Job: Reproduce verbatim the lines below, from the start of the lines through the line containing "- manuscript-line: will, passiren", with both ends included.

Dataset content:
-- BEGIN --

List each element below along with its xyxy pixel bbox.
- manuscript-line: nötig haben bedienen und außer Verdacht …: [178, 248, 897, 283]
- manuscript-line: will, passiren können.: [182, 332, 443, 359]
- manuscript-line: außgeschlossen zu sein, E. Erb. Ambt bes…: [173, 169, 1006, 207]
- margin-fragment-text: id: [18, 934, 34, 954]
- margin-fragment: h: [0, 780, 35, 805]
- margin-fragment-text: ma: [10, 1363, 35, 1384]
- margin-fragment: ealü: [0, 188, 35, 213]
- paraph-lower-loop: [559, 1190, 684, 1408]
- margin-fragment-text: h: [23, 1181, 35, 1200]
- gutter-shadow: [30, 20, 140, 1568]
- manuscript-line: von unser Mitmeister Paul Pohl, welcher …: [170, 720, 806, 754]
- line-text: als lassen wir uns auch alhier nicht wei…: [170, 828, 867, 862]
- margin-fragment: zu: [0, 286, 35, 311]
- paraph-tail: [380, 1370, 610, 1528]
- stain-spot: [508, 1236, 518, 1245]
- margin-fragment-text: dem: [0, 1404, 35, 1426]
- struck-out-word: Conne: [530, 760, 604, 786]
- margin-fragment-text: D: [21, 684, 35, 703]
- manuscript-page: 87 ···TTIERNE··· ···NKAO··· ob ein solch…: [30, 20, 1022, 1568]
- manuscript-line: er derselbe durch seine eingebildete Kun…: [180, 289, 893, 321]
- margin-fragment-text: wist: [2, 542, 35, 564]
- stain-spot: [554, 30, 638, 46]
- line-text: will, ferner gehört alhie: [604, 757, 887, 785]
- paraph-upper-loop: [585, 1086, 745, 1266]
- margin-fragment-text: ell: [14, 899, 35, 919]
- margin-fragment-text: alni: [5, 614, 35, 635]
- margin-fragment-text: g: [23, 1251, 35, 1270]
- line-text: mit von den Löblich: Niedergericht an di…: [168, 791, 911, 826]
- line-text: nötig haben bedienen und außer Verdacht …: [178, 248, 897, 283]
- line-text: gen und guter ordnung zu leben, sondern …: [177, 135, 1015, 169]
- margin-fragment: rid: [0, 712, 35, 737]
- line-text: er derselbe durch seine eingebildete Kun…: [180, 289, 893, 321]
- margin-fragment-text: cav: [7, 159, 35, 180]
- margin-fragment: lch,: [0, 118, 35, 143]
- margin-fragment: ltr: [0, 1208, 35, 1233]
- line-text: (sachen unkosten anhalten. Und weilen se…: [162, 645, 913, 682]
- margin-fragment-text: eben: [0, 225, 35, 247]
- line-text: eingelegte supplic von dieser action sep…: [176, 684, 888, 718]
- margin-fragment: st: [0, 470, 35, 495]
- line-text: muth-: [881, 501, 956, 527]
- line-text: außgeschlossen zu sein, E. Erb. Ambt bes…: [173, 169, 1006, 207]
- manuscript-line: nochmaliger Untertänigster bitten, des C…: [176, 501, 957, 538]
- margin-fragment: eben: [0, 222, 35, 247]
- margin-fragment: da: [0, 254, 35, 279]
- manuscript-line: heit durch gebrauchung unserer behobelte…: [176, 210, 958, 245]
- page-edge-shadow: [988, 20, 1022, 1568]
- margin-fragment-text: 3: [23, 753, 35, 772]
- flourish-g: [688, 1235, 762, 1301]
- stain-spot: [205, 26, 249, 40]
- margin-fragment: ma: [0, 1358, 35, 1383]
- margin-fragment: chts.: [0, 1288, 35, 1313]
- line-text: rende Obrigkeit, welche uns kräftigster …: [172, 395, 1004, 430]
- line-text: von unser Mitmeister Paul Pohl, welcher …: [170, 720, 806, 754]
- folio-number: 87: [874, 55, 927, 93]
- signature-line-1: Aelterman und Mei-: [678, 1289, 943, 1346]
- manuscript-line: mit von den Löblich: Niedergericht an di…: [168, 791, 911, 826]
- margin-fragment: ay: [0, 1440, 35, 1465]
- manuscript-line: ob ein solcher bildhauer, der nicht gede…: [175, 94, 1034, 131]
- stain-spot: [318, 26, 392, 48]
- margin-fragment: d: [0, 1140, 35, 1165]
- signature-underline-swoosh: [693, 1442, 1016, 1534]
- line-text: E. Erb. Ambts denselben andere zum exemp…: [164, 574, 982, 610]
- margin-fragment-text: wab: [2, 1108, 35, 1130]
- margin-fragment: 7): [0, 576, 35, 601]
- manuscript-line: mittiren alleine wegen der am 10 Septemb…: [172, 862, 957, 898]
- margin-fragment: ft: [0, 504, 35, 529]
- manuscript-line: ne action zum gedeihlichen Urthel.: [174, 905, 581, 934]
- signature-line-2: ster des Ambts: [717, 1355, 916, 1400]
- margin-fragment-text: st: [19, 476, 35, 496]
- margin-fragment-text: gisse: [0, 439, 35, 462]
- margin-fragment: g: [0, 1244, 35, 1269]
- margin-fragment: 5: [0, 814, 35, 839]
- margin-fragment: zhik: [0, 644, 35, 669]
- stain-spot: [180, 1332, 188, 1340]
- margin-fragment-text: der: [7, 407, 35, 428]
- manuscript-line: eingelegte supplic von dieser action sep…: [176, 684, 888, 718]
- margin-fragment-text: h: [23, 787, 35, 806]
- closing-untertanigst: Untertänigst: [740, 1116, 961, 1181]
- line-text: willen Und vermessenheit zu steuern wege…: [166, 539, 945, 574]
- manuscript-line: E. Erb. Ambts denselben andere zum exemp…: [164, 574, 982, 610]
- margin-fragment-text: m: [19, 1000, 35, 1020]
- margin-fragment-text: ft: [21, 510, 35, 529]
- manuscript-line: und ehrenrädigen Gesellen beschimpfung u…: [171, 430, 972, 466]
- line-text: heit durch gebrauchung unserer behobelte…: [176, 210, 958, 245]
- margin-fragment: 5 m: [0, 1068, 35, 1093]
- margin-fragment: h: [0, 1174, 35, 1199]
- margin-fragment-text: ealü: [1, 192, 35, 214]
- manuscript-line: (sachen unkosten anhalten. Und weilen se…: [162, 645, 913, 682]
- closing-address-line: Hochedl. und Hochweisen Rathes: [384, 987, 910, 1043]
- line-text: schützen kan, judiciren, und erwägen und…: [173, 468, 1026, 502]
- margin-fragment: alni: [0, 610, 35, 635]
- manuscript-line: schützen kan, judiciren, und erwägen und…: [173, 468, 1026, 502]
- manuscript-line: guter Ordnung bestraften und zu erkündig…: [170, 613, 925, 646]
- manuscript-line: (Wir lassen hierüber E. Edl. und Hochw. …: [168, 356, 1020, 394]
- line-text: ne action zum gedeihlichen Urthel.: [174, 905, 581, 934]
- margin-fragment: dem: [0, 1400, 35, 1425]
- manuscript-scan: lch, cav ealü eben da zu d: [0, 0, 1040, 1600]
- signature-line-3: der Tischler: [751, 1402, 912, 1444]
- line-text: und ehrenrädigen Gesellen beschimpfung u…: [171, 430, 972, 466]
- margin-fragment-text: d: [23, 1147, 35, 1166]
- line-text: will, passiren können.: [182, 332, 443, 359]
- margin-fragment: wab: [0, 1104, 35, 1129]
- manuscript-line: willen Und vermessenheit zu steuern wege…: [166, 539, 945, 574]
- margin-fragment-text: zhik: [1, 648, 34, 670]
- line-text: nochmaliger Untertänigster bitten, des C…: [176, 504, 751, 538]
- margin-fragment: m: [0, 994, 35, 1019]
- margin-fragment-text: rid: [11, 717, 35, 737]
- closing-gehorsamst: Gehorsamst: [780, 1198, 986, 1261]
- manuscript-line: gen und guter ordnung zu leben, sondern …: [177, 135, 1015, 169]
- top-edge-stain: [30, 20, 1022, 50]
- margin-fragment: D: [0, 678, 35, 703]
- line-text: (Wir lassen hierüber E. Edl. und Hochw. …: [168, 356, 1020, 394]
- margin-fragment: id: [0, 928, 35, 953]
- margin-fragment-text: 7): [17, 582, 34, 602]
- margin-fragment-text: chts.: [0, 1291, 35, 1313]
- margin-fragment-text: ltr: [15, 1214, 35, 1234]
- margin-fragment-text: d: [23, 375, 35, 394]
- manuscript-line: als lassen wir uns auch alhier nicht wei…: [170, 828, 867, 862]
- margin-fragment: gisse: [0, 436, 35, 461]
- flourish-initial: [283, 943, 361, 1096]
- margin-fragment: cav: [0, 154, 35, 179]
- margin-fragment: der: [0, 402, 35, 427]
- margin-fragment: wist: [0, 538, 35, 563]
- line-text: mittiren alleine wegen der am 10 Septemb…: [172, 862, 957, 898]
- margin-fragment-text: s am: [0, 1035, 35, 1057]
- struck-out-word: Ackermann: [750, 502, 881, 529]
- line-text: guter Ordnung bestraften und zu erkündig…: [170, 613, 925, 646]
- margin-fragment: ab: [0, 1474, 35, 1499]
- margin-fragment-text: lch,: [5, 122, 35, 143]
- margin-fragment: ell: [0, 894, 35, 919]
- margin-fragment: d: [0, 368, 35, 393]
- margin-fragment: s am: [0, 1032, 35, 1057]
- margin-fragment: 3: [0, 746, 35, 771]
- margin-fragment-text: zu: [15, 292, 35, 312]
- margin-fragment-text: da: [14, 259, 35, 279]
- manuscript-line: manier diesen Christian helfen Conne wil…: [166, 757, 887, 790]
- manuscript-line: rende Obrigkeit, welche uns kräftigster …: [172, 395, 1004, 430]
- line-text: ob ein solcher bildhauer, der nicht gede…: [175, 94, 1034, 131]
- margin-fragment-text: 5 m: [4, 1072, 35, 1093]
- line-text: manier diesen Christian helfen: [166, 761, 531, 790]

-- END --

The completed task:
List each element below along with its xyxy pixel bbox.
- manuscript-line: nötig haben bedienen und außer Verdacht …: [178, 248, 897, 283]
- manuscript-line: will, passiren können.: [182, 332, 443, 359]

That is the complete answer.